## Request
Quote every line below exactly as it reads.

## Listed entries
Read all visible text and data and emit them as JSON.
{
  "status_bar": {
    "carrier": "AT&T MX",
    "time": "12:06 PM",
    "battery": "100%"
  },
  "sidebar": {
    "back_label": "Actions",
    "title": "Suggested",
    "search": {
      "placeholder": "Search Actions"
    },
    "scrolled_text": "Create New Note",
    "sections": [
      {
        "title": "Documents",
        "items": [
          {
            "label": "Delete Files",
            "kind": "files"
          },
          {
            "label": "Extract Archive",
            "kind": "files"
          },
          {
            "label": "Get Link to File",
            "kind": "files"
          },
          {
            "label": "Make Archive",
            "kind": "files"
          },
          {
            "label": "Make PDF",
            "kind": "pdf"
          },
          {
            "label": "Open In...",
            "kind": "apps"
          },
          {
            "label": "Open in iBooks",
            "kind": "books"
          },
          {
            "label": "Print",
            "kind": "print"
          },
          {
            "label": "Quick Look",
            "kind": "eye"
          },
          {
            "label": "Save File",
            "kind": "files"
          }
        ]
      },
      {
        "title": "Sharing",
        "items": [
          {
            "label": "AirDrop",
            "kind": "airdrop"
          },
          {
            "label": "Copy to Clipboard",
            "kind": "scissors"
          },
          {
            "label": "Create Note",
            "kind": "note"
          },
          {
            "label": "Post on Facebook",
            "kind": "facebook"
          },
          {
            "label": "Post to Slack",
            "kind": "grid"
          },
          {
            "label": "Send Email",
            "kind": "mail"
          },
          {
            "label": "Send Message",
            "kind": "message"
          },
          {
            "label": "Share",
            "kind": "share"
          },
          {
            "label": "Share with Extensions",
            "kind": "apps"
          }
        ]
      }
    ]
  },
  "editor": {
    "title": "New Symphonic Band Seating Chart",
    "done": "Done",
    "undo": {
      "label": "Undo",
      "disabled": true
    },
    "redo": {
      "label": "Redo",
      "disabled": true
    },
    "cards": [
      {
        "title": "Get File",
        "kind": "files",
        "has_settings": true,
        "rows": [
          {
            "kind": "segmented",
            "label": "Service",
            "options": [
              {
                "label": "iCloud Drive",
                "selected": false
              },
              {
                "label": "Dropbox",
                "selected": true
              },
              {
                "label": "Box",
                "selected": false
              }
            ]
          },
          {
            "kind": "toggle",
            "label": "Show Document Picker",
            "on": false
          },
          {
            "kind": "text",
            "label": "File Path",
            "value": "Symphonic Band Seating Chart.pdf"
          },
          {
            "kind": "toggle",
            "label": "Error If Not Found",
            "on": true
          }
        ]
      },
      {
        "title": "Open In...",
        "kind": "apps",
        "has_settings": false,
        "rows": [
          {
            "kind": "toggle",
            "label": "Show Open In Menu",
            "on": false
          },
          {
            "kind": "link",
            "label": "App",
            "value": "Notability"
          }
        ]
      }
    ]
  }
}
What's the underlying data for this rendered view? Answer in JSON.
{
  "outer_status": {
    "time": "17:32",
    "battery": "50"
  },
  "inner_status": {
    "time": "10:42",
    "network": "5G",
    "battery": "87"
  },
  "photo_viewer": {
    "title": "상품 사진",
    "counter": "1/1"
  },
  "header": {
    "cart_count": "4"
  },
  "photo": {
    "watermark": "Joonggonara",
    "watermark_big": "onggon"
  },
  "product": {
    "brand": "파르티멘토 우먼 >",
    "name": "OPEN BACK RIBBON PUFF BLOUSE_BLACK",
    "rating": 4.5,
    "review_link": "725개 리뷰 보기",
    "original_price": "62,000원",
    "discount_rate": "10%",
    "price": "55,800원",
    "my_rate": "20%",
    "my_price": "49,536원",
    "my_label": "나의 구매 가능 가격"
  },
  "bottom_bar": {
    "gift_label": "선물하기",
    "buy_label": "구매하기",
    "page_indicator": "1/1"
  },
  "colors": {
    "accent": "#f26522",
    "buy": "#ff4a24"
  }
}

## Task result
Read all visible text and data and emit them as JSON.
{
  "status_bar": {
    "carrier": "AT&T MX",
    "time": "12:06 PM",
    "battery": "100%"
  },
  "sidebar": {
    "back_label": "Actions",
    "title": "Suggested",
    "search": {
      "placeholder": "Search Actions"
    },
    "scrolled_text": "Create New Note",
    "sections": [
      {
        "title": "Documents",
        "items": [
          {
            "label": "Delete Files",
            "kind": "files"
          },
          {
            "label": "Extract Archive",
            "kind": "files"
          },
          {
            "label": "Get Link to File",
            "kind": "files"
          },
          {
            "label": "Make Archive",
            "kind": "files"
          },
          {
            "label": "Make PDF",
            "kind": "pdf"
          },
          {
            "label": "Open In...",
            "kind": "apps"
          },
          {
            "label": "Open in iBooks",
            "kind": "books"
          },
          {
            "label": "Print",
            "kind": "print"
          },
          {
            "label": "Quick Look",
            "kind": "eye"
          },
          {
            "label": "Save File",
            "kind": "files"
          }
        ]
      },
      {
        "title": "Sharing",
        "items": [
          {
            "label": "AirDrop",
            "kind": "airdrop"
          },
          {
            "label": "Copy to Clipboard",
            "kind": "scissors"
          },
          {
            "label": "Create Note",
            "kind": "note"
          },
          {
            "label": "Post on Facebook",
            "kind": "facebook"
          },
          {
            "label": "Post to Slack",
            "kind": "grid"
          },
          {
            "label": "Send Email",
            "kind": "mail"
          },
          {
            "label": "Send Message",
            "kind": "message"
          },
          {
            "label": "Share",
            "kind": "share"
          },
          {
            "label": "Share with Extensions",
            "kind": "apps"
          }
        ]
      }
    ]
  },
  "editor": {
    "title": "New Symphonic Band Seating Chart",
    "done": "Done",
    "undo": {
      "label": "Undo",
      "disabled": true
    },
    "redo": {
      "label": "Redo",
      "disabled": true
    },
    "cards": [
      {
        "title": "Get File",
        "kind": "files",
        "has_settings": true,
        "rows": [
          {
            "kind": "segmented",
            "label": "Service",
            "options": [
              {
                "label": "iCloud Drive",
                "selected": false
              },
              {
                "label": "Dropbox",
                "selected": true
              },
              {
                "label": "Box",
                "selected": false
              }
            ]
          },
          {
            "kind": "toggle",
            "label": "Show Document Picker",
            "on": false
          },
          {
            "kind": "text",
            "label": "File Path",
            "value": "Symphonic Band Seating Chart.pdf"
          },
          {
            "kind": "toggle",
            "label": "Error If Not Found",
            "on": true
          }
        ]
      },
      {
        "title": "Open In...",
        "kind": "apps",
        "has_settings": false,
        "rows": [
          {
            "kind": "toggle",
            "label": "Show Open In Menu",
            "on": false
          },
          {
            "kind": "link",
            "label": "App",
            "value": "Notability"
          }
        ]
      }
    ]
  }
}
What's the underlying data for this rendered view? Answer in JSON.
{
  "outer_status": {
    "time": "17:32",
    "battery": "50"
  },
  "inner_status": {
    "time": "10:42",
    "network": "5G",
    "battery": "87"
  },
  "photo_viewer": {
    "title": "상품 사진",
    "counter": "1/1"
  },
  "header": {
    "cart_count": "4"
  },
  "photo": {
    "watermark": "Joonggonara",
    "watermark_big": "onggon"
  },
  "product": {
    "brand": "파르티멘토 우먼 >",
    "name": "OPEN BACK RIBBON PUFF BLOUSE_BLACK",
    "rating": 4.5,
    "review_link": "725개 리뷰 보기",
    "original_price": "62,000원",
    "discount_rate": "10%",
    "price": "55,800원",
    "my_rate": "20%",
    "my_price": "49,536원",
    "my_label": "나의 구매 가능 가격"
  },
  "bottom_bar": {
    "gift_label": "선물하기",
    "buy_label": "구매하기",
    "page_indicator": "1/1"
  },
  "colors": {
    "accent": "#f26522",
    "buy": "#ff4a24"
  }
}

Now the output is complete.